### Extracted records
------------------------------------
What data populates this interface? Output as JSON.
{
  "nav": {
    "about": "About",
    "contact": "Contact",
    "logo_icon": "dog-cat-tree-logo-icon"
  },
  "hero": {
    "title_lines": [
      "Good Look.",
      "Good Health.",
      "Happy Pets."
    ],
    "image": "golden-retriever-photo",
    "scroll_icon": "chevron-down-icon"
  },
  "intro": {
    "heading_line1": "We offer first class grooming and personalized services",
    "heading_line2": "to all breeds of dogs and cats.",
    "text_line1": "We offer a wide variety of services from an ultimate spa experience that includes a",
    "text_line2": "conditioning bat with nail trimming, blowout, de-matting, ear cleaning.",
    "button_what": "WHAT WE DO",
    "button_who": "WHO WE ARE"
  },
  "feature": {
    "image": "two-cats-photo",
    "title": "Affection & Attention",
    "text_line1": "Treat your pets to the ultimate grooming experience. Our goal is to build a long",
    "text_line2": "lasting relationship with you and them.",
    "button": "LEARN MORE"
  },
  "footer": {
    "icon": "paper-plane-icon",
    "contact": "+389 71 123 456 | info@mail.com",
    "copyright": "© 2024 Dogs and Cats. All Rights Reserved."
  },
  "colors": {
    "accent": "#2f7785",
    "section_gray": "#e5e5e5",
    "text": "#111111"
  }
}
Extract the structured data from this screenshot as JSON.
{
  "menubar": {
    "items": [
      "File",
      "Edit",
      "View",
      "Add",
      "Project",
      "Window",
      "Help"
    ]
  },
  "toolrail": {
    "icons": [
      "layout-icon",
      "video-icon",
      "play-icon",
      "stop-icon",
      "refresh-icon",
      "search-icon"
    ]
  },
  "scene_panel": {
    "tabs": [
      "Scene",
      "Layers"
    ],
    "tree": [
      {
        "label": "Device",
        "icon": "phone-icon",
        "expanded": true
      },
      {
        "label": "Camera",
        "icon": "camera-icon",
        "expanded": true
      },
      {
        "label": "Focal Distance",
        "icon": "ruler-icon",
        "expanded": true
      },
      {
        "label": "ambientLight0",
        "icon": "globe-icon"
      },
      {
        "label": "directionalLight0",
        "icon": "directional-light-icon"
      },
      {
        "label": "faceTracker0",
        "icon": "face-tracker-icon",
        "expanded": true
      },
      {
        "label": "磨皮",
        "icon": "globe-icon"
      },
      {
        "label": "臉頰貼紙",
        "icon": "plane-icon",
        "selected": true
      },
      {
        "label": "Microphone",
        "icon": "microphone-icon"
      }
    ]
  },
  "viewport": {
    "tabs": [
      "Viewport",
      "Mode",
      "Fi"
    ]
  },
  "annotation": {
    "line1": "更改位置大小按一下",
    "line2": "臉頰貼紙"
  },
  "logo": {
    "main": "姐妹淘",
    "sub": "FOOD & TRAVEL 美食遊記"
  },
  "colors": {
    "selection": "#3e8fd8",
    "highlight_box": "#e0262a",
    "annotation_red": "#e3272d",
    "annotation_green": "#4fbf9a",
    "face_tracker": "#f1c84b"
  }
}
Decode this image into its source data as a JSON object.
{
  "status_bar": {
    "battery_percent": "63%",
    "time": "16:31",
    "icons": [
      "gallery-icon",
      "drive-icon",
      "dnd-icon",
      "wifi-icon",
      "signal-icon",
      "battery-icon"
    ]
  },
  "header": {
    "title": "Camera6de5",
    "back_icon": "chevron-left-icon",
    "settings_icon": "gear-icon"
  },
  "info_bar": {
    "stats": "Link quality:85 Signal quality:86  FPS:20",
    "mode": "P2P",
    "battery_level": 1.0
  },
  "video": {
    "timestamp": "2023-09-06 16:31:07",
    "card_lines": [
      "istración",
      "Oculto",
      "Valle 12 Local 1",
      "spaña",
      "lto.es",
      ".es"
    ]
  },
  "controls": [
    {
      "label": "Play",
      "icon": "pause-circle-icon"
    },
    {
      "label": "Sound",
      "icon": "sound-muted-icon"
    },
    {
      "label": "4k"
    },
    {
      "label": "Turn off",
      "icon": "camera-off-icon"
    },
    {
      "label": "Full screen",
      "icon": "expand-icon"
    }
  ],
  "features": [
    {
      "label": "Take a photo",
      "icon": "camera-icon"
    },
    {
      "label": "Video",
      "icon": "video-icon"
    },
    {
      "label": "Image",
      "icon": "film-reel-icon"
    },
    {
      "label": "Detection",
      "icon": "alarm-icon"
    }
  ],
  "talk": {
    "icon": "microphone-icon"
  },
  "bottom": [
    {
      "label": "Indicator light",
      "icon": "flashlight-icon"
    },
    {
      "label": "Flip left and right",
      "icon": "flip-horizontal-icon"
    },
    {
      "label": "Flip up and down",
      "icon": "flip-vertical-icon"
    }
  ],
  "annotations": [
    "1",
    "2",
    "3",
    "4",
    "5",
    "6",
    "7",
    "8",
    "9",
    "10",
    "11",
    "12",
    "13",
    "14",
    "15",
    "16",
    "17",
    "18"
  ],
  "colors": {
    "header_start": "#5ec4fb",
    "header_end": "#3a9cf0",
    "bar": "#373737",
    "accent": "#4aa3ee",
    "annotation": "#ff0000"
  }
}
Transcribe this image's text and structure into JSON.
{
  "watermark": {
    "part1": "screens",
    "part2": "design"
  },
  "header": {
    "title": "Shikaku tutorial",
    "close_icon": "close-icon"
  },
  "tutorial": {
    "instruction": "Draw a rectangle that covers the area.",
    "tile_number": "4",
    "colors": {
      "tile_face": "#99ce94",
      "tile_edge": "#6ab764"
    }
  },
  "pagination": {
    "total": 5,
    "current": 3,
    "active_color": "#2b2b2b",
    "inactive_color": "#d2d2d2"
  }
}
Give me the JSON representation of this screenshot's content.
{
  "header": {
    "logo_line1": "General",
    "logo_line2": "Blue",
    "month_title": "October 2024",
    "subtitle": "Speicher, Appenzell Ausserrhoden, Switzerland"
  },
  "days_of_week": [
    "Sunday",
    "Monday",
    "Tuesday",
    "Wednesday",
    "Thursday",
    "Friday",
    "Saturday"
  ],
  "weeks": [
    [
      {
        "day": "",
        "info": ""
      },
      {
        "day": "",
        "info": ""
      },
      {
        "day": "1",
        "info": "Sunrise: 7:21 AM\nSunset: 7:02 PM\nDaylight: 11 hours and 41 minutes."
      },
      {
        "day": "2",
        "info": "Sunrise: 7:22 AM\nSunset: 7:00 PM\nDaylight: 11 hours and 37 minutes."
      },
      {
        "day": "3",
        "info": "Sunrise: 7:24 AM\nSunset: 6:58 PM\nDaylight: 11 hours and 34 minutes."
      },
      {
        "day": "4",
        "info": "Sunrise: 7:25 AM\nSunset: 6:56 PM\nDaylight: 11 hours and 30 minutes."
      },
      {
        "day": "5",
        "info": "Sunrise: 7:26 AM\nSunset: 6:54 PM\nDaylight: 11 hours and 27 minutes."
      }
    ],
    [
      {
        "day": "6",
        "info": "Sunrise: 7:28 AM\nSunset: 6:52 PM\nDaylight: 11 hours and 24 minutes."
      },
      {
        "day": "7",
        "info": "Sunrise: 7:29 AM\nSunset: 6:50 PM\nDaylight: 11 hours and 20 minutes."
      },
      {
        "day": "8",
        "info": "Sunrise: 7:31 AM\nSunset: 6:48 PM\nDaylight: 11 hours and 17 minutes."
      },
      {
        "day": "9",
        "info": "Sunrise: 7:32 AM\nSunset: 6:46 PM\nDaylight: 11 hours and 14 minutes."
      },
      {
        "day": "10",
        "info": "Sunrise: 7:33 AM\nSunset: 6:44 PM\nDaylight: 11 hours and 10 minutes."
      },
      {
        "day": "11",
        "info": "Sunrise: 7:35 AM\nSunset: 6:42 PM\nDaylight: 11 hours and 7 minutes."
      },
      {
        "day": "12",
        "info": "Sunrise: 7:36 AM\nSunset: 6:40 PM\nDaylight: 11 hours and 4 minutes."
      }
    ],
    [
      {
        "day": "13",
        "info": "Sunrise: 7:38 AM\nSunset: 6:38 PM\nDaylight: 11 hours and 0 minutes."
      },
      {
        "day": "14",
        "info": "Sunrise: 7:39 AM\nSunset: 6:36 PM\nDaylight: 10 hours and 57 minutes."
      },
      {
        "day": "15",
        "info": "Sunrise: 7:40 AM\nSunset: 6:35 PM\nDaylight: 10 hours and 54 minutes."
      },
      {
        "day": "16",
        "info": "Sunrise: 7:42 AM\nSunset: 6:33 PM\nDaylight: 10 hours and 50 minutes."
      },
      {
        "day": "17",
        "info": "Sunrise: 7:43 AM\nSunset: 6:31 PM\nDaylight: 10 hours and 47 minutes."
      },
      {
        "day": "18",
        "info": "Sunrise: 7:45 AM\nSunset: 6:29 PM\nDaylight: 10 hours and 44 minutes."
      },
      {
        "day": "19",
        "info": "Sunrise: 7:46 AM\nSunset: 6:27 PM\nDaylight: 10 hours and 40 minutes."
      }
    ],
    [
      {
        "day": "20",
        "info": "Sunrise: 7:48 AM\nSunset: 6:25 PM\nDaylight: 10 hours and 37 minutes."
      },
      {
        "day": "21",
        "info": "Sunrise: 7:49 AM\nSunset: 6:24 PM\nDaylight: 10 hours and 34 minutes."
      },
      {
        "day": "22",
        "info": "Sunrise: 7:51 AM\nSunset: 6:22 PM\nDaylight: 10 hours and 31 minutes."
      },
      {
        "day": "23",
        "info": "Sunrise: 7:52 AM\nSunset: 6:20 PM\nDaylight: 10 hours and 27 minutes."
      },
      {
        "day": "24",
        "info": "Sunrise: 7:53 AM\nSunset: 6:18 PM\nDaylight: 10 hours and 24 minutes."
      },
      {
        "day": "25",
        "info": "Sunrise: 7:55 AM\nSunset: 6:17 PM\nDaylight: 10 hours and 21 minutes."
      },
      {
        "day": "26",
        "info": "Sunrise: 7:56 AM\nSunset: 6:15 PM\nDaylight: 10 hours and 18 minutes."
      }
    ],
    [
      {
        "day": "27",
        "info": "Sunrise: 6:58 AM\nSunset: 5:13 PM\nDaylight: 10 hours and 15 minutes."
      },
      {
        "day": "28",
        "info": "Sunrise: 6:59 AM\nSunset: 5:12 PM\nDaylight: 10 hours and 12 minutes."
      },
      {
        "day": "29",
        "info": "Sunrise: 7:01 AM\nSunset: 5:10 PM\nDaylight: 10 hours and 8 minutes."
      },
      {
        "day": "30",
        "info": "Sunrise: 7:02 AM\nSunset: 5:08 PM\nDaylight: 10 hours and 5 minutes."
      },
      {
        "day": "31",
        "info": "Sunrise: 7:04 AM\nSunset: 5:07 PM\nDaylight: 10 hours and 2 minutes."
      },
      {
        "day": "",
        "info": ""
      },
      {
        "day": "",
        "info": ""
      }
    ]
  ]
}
------------------------------------
### EXERCISE PROMPT
Extract every line containing the string "JSON" from the data above.

### CORRECT RESPONSE
What data populates this interface? Output as JSON.
Extract the structured data from this screenshot as JSON.
Decode this image into its source data as a JSON object.
Transcribe this image's text and structure into JSON.
Give me the JSON representation of this screenshot's content.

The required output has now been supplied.